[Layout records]
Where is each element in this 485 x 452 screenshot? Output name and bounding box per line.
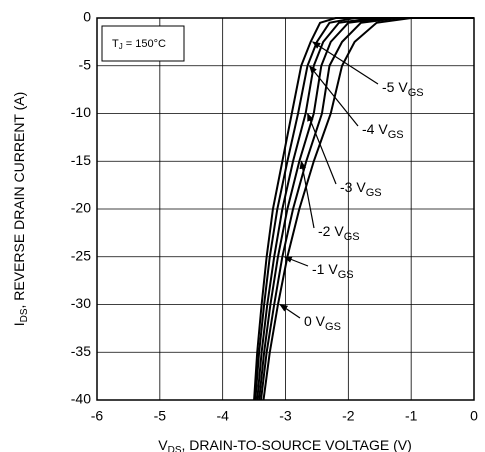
curve [256, 17, 474, 401]
annotation: TJ = 150°C [112, 38, 166, 51]
arrow [279, 304, 301, 319]
curve [260, 17, 474, 401]
series-label-sub: GS [366, 187, 382, 199]
series-label: -5 VGS [382, 79, 424, 99]
y-tick-label: -35 [71, 343, 91, 359]
x-tick-label: -2 [342, 408, 355, 424]
series-label-name: -2 V [318, 223, 344, 239]
x-axis-label: VDS, DRAIN-TO-SOURCE VOLTAGE (V) [158, 437, 412, 452]
series-label-sub: GS [338, 269, 354, 281]
series-label-name: -4 V [362, 121, 388, 137]
annotation-box [101, 25, 185, 62]
y-tick-label: -30 [71, 295, 91, 311]
x-tick-label: -6 [91, 408, 104, 424]
series-label-sub: GS [344, 231, 360, 243]
curve [254, 17, 474, 401]
y-axis-label: IDS, REVERSE DRAIN CURRENT (A) [11, 92, 30, 327]
series-label-sub: GS [388, 129, 404, 141]
series-label-name: -3 V [340, 179, 366, 195]
y-tick-label: -10 [71, 104, 91, 120]
y-tick-label: 0 [83, 9, 91, 25]
arrow [283, 256, 309, 267]
x-tick-label: -5 [154, 408, 167, 424]
series-label-sub: GS [325, 321, 341, 333]
y-tick-label: -20 [71, 200, 91, 216]
series-label: -3 VGS [340, 179, 382, 199]
arrow [307, 112, 337, 185]
x-tick-label: -1 [405, 408, 418, 424]
arrow [311, 41, 379, 85]
curve [262, 17, 474, 401]
arrow [308, 65, 359, 127]
y-tick-label: -5 [79, 56, 92, 72]
series-label-name: -1 V [312, 261, 338, 277]
series-label: -2 VGS [318, 223, 360, 243]
y-tick-label: -25 [71, 247, 91, 263]
y-tick-label: -40 [71, 391, 91, 407]
curve [253, 17, 474, 401]
y-tick-label: -15 [71, 152, 91, 168]
curve [258, 17, 474, 401]
series-label-name: 0 V [304, 313, 326, 329]
series-label: -1 VGS [312, 261, 354, 281]
x-tick-label: 0 [470, 408, 478, 424]
plot-frame [96, 17, 475, 401]
series-label-sub: GS [408, 87, 424, 99]
x-tick-label: -4 [216, 408, 229, 424]
x-tick-label: -3 [279, 408, 292, 424]
series-label: -4 VGS [362, 121, 404, 141]
series-label: 0 VGS [304, 313, 341, 333]
series-label-name: -5 V [382, 79, 408, 95]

EXERCISE DESCRIPTION:
Can you print all the rows above again word for word, leaving out the picture line?

EXPECTED ANSWER:
Where is each element in this 485 x 452 screenshot? Output name and bounding box per line.
curve [256, 17, 474, 401]
annotation: TJ = 150°C [112, 38, 166, 51]
arrow [279, 304, 301, 319]
curve [260, 17, 474, 401]
series-label-sub: GS [366, 187, 382, 199]
series-label: -5 VGS [382, 79, 424, 99]
y-tick-label: -35 [71, 343, 91, 359]
x-tick-label: -2 [342, 408, 355, 424]
series-label-name: -2 V [318, 223, 344, 239]
x-axis-label: VDS, DRAIN-TO-SOURCE VOLTAGE (V) [158, 437, 412, 452]
series-label-sub: GS [338, 269, 354, 281]
series-label-name: -4 V [362, 121, 388, 137]
annotation-box [101, 25, 185, 62]
y-tick-label: -30 [71, 295, 91, 311]
x-tick-label: -6 [91, 408, 104, 424]
series-label-sub: GS [344, 231, 360, 243]
curve [254, 17, 474, 401]
y-axis-label: IDS, REVERSE DRAIN CURRENT (A) [11, 92, 30, 327]
series-label-sub: GS [388, 129, 404, 141]
series-label-name: -3 V [340, 179, 366, 195]
y-tick-label: -10 [71, 104, 91, 120]
y-tick-label: 0 [83, 9, 91, 25]
arrow [283, 256, 309, 267]
x-tick-label: -5 [154, 408, 167, 424]
series-label-sub: GS [325, 321, 341, 333]
y-tick-label: -20 [71, 200, 91, 216]
series-label: -3 VGS [340, 179, 382, 199]
arrow [307, 112, 337, 185]
x-tick-label: -1 [405, 408, 418, 424]
arrow [311, 41, 379, 85]
curve [262, 17, 474, 401]
arrow [308, 65, 359, 127]
y-tick-label: -5 [79, 56, 92, 72]
series-label-name: -1 V [312, 261, 338, 277]
series-label: -2 VGS [318, 223, 360, 243]
y-tick-label: -25 [71, 247, 91, 263]
y-tick-label: -40 [71, 391, 91, 407]
curve [253, 17, 474, 401]
y-tick-label: -15 [71, 152, 91, 168]
curve [258, 17, 474, 401]
series-label-name: 0 V [304, 313, 326, 329]
series-label: -1 VGS [312, 261, 354, 281]
x-tick-label: 0 [470, 408, 478, 424]
plot-frame [96, 17, 475, 401]
series-label-sub: GS [408, 87, 424, 99]
x-tick-label: -4 [216, 408, 229, 424]
x-tick-label: -3 [279, 408, 292, 424]
series-label: -4 VGS [362, 121, 404, 141]
series-label: 0 VGS [304, 313, 341, 333]
series-label-name: -5 V [382, 79, 408, 95]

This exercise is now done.